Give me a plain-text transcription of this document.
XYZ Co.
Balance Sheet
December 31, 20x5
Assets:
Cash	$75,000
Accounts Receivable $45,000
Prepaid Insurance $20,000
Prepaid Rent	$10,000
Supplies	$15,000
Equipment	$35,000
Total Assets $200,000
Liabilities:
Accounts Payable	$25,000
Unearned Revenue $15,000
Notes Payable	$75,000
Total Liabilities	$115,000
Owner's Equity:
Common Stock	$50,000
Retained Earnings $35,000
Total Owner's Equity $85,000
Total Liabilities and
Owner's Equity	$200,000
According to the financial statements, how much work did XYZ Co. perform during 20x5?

++++++

* WORK INSTRUCTIONS: Your answer should be a single number: the count of lines in the entries that contain the word "Total".

* RESULT FOR THIS EXERCISE: 4